— Start RAW DATA —
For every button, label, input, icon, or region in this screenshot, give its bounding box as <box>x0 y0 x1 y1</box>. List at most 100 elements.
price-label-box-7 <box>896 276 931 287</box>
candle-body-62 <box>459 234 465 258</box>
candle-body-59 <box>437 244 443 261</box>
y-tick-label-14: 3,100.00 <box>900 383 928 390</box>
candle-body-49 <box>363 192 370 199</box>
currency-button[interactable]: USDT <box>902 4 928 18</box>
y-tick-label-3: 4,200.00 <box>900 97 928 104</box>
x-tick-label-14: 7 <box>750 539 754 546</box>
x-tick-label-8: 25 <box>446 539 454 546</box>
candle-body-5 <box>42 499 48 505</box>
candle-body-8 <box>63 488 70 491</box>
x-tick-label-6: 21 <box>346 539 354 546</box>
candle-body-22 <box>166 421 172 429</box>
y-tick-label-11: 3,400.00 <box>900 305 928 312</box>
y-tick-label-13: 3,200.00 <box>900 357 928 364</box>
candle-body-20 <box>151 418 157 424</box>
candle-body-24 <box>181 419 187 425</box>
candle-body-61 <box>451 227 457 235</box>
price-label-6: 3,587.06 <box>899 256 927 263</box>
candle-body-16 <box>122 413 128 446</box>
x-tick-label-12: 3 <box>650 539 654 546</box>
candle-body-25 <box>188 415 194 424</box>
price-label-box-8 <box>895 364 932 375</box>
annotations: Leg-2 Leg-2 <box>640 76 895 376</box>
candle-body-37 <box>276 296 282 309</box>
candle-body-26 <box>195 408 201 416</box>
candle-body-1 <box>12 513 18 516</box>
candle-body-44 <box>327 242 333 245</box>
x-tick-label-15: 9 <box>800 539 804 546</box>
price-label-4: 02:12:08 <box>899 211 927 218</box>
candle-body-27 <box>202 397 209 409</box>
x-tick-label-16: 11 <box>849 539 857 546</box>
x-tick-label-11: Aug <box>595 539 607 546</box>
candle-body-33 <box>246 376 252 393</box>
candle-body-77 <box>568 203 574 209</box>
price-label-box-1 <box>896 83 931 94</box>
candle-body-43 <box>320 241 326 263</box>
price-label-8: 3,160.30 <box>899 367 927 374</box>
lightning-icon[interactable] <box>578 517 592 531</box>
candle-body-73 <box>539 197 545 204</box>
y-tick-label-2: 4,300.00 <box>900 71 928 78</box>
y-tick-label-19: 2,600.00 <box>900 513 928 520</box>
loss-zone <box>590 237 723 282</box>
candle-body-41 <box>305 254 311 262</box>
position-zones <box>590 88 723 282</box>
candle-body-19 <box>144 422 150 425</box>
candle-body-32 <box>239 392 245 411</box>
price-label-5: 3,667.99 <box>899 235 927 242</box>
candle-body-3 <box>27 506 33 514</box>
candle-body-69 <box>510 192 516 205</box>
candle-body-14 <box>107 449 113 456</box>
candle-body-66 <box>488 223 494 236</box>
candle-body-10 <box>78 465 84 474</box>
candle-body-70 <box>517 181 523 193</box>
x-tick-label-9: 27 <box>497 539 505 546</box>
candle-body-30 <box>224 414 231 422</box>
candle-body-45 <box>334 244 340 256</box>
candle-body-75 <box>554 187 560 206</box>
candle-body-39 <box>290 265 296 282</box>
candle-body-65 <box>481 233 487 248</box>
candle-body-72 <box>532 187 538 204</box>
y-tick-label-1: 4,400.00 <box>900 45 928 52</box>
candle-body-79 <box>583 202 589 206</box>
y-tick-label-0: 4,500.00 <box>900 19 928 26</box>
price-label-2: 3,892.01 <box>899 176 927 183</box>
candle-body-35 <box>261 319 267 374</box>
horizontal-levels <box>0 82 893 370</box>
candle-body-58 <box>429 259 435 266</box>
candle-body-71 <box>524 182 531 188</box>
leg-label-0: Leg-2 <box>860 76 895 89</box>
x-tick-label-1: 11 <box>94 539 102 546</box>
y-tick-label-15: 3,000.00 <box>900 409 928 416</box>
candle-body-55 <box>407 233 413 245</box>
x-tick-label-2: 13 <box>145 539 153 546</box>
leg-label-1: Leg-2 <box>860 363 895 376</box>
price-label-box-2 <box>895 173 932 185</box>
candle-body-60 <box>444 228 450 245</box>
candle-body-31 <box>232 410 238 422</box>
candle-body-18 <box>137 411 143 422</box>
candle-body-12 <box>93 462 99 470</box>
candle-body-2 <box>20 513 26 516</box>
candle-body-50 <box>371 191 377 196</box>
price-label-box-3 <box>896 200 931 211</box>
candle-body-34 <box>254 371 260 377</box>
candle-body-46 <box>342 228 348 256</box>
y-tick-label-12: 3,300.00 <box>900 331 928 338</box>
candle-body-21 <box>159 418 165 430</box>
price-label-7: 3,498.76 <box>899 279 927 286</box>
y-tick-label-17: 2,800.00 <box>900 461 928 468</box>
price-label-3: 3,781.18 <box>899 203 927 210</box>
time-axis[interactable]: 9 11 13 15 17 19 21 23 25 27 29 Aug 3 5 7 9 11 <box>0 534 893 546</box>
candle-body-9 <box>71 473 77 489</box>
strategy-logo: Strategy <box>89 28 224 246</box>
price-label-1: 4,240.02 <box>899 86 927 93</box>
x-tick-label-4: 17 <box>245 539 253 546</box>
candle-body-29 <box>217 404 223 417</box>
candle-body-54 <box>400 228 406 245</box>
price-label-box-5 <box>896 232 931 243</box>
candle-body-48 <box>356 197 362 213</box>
— End RAW DATA —
PROBLEM DETAILS →
Lay out the rows starting at the first one and ending at the one containing "candle-body-59 <box>437 244 443 261</box>", both included, as a Markdown table with the columns Number and Line. Give each line its number and leave out blank lines.

EXPECTED ANSWER →
| Number | Line |
|---|---|
| 1 | For every button, label, input, icon, or region in this screenshot, give its bounding box as <box>x0 y0 x1 y1</box>. List at most 100 elements. |
| 2 | price-label-box-7 <box>896 276 931 287</box> |
| 3 | candle-body-62 <box>459 234 465 258</box> |
| 4 | candle-body-59 <box>437 244 443 261</box> |